TO BE DONE >> Write out the whole listing again, exactly.

DATA TO USE >>
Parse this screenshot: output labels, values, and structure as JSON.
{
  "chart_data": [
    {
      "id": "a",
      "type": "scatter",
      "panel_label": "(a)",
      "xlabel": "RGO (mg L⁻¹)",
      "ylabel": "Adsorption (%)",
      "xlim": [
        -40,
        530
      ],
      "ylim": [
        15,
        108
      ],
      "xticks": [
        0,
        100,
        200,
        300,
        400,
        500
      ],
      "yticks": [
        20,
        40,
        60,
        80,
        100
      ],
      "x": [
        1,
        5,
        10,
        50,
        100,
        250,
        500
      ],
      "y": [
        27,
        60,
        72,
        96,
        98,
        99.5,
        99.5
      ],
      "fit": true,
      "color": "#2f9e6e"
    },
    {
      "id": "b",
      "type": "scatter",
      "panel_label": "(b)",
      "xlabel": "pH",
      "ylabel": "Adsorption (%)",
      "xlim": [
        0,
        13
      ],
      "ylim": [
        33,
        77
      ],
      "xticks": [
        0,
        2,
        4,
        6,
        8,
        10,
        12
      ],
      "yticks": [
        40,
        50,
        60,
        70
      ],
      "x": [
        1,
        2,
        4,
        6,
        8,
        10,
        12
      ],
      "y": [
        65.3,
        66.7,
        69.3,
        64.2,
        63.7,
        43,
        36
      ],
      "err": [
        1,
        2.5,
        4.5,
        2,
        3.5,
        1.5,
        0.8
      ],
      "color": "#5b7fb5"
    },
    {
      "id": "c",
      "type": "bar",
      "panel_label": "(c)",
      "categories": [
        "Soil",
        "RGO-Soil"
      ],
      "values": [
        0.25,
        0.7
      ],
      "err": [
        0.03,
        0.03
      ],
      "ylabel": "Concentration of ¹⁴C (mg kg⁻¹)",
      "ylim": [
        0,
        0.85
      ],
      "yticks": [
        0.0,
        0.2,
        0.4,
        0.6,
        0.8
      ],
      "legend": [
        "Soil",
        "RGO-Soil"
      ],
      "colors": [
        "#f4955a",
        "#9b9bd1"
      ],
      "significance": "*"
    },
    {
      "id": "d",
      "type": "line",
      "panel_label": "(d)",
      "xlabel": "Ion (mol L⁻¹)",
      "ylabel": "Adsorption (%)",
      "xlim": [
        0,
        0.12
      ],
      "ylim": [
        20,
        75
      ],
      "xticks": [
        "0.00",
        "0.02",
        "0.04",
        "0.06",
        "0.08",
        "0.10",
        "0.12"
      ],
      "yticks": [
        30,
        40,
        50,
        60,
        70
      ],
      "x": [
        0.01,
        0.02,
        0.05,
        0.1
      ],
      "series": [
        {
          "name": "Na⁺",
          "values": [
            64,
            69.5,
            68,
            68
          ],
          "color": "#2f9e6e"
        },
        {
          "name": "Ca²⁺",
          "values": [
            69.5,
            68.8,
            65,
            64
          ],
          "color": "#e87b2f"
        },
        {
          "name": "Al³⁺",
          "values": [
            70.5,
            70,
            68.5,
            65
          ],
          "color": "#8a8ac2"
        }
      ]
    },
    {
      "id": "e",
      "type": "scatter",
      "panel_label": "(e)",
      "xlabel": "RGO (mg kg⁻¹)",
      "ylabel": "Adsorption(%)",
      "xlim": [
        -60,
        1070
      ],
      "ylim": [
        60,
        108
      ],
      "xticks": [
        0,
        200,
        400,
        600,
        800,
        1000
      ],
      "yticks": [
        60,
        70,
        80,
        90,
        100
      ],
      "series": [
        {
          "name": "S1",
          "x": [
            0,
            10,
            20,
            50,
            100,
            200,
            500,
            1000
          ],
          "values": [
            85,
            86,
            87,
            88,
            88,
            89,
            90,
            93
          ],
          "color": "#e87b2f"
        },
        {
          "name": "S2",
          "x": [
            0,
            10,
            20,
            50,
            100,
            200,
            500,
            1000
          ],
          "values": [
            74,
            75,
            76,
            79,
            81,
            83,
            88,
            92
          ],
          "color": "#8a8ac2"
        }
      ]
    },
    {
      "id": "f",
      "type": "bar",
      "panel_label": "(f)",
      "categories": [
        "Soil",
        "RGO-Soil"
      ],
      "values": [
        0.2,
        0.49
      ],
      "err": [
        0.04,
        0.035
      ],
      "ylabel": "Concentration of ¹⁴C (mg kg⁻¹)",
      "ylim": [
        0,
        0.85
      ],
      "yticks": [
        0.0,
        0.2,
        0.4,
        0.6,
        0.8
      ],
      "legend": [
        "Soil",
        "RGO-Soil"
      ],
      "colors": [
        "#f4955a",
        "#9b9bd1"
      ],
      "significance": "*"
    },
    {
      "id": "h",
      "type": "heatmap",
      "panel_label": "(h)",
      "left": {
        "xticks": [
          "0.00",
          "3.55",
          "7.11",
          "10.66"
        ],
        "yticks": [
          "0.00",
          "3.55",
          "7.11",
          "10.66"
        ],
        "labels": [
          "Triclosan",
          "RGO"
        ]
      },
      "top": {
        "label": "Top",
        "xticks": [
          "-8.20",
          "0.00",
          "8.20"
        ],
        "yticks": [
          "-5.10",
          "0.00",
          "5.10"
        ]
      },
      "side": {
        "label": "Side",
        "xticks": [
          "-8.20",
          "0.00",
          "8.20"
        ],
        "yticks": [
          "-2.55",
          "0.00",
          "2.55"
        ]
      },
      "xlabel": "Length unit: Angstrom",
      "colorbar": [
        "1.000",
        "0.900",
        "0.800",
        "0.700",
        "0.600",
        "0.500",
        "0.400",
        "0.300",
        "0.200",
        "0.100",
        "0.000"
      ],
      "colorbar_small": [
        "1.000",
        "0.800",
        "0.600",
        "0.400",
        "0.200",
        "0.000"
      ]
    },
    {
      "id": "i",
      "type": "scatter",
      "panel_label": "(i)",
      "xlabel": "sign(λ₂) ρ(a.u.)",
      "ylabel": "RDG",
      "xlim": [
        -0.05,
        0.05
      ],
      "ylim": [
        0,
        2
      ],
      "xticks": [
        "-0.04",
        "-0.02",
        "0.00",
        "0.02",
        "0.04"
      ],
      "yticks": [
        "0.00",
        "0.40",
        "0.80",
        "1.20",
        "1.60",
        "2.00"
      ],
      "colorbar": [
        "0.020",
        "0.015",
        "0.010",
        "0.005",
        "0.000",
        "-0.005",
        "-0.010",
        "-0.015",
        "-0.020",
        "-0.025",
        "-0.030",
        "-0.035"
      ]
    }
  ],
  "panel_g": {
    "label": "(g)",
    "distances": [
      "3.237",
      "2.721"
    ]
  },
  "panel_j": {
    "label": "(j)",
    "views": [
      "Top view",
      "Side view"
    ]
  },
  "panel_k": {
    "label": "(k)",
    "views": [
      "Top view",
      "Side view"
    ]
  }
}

WRITTEN REPLY >>
Parse this screenshot: output labels, values, and structure as JSON.
{
  "chart_data": [
    {
      "id": "a",
      "type": "scatter",
      "panel_label": "(a)",
      "xlabel": "RGO (mg L⁻¹)",
      "ylabel": "Adsorption (%)",
      "xlim": [
        -40,
        530
      ],
      "ylim": [
        15,
        108
      ],
      "xticks": [
        0,
        100,
        200,
        300,
        400,
        500
      ],
      "yticks": [
        20,
        40,
        60,
        80,
        100
      ],
      "x": [
        1,
        5,
        10,
        50,
        100,
        250,
        500
      ],
      "y": [
        27,
        60,
        72,
        96,
        98,
        99.5,
        99.5
      ],
      "fit": true,
      "color": "#2f9e6e"
    },
    {
      "id": "b",
      "type": "scatter",
      "panel_label": "(b)",
      "xlabel": "pH",
      "ylabel": "Adsorption (%)",
      "xlim": [
        0,
        13
      ],
      "ylim": [
        33,
        77
      ],
      "xticks": [
        0,
        2,
        4,
        6,
        8,
        10,
        12
      ],
      "yticks": [
        40,
        50,
        60,
        70
      ],
      "x": [
        1,
        2,
        4,
        6,
        8,
        10,
        12
      ],
      "y": [
        65.3,
        66.7,
        69.3,
        64.2,
        63.7,
        43,
        36
      ],
      "err": [
        1,
        2.5,
        4.5,
        2,
        3.5,
        1.5,
        0.8
      ],
      "color": "#5b7fb5"
    },
    {
      "id": "c",
      "type": "bar",
      "panel_label": "(c)",
      "categories": [
        "Soil",
        "RGO-Soil"
      ],
      "values": [
        0.25,
        0.7
      ],
      "err": [
        0.03,
        0.03
      ],
      "ylabel": "Concentration of ¹⁴C (mg kg⁻¹)",
      "ylim": [
        0,
        0.85
      ],
      "yticks": [
        0.0,
        0.2,
        0.4,
        0.6,
        0.8
      ],
      "legend": [
        "Soil",
        "RGO-Soil"
      ],
      "colors": [
        "#f4955a",
        "#9b9bd1"
      ],
      "significance": "*"
    },
    {
      "id": "d",
      "type": "line",
      "panel_label": "(d)",
      "xlabel": "Ion (mol L⁻¹)",
      "ylabel": "Adsorption (%)",
      "xlim": [
        0,
        0.12
      ],
      "ylim": [
        20,
        75
      ],
      "xticks": [
        "0.00",
        "0.02",
        "0.04",
        "0.06",
        "0.08",
        "0.10",
        "0.12"
      ],
      "yticks": [
        30,
        40,
        50,
        60,
        70
      ],
      "x": [
        0.01,
        0.02,
        0.05,
        0.1
      ],
      "series": [
        {
          "name": "Na⁺",
          "values": [
            64,
            69.5,
            68,
            68
          ],
          "color": "#2f9e6e"
        },
        {
          "name": "Ca²⁺",
          "values": [
            69.5,
            68.8,
            65,
            64
          ],
          "color": "#e87b2f"
        },
        {
          "name": "Al³⁺",
          "values": [
            70.5,
            70,
            68.5,
            65
          ],
          "color": "#8a8ac2"
        }
      ]
    },
    {
      "id": "e",
      "type": "scatter",
      "panel_label": "(e)",
      "xlabel": "RGO (mg kg⁻¹)",
      "ylabel": "Adsorption(%)",
      "xlim": [
        -60,
        1070
      ],
      "ylim": [
        60,
        108
      ],
      "xticks": [
        0,
        200,
        400,
        600,
        800,
        1000
      ],
      "yticks": [
        60,
        70,
        80,
        90,
        100
      ],
      "series": [
        {
          "name": "S1",
          "x": [
            0,
            10,
            20,
            50,
            100,
            200,
            500,
            1000
          ],
          "values": [
            85,
            86,
            87,
            88,
            88,
            89,
            90,
            93
          ],
          "color": "#e87b2f"
        },
        {
          "name": "S2",
          "x": [
            0,
            10,
            20,
            50,
            100,
            200,
            500,
            1000
          ],
          "values": [
            74,
            75,
            76,
            79,
            81,
            83,
            88,
            92
          ],
          "color": "#8a8ac2"
        }
      ]
    },
    {
      "id": "f",
      "type": "bar",
      "panel_label": "(f)",
      "categories": [
        "Soil",
        "RGO-Soil"
      ],
      "values": [
        0.2,
        0.49
      ],
      "err": [
        0.04,
        0.035
      ],
      "ylabel": "Concentration of ¹⁴C (mg kg⁻¹)",
      "ylim": [
        0,
        0.85
      ],
      "yticks": [
        0.0,
        0.2,
        0.4,
        0.6,
        0.8
      ],
      "legend": [
        "Soil",
        "RGO-Soil"
      ],
      "colors": [
        "#f4955a",
        "#9b9bd1"
      ],
      "significance": "*"
    },
    {
      "id": "h",
      "type": "heatmap",
      "panel_label": "(h)",
      "left": {
        "xticks": [
          "0.00",
          "3.55",
          "7.11",
          "10.66"
        ],
        "yticks": [
          "0.00",
          "3.55",
          "7.11",
          "10.66"
        ],
        "labels": [
          "Triclosan",
          "RGO"
        ]
      },
      "top": {
        "label": "Top",
        "xticks": [
          "-8.20",
          "0.00",
          "8.20"
        ],
        "yticks": [
          "-5.10",
          "0.00",
          "5.10"
        ]
      },
      "side": {
        "label": "Side",
        "xticks": [
          "-8.20",
          "0.00",
          "8.20"
        ],
        "yticks": [
          "-2.55",
          "0.00",
          "2.55"
        ]
      },
      "xlabel": "Length unit: Angstrom",
      "colorbar": [
        "1.000",
        "0.900",
        "0.800",
        "0.700",
        "0.600",
        "0.500",
        "0.400",
        "0.300",
        "0.200",
        "0.100",
        "0.000"
      ],
      "colorbar_small": [
        "1.000",
        "0.800",
        "0.600",
        "0.400",
        "0.200",
        "0.000"
      ]
    },
    {
      "id": "i",
      "type": "scatter",
      "panel_label": "(i)",
      "xlabel": "sign(λ₂) ρ(a.u.)",
      "ylabel": "RDG",
      "xlim": [
        -0.05,
        0.05
      ],
      "ylim": [
        0,
        2
      ],
      "xticks": [
        "-0.04",
        "-0.02",
        "0.00",
        "0.02",
        "0.04"
      ],
      "yticks": [
        "0.00",
        "0.40",
        "0.80",
        "1.20",
        "1.60",
        "2.00"
      ],
      "colorbar": [
        "0.020",
        "0.015",
        "0.010",
        "0.005",
        "0.000",
        "-0.005",
        "-0.010",
        "-0.015",
        "-0.020",
        "-0.025",
        "-0.030",
        "-0.035"
      ]
    }
  ],
  "panel_g": {
    "label": "(g)",
    "distances": [
      "3.237",
      "2.721"
    ]
  },
  "panel_j": {
    "label": "(j)",
    "views": [
      "Top view",
      "Side view"
    ]
  },
  "panel_k": {
    "label": "(k)",
    "views": [
      "Top view",
      "Side view"
    ]
  }
}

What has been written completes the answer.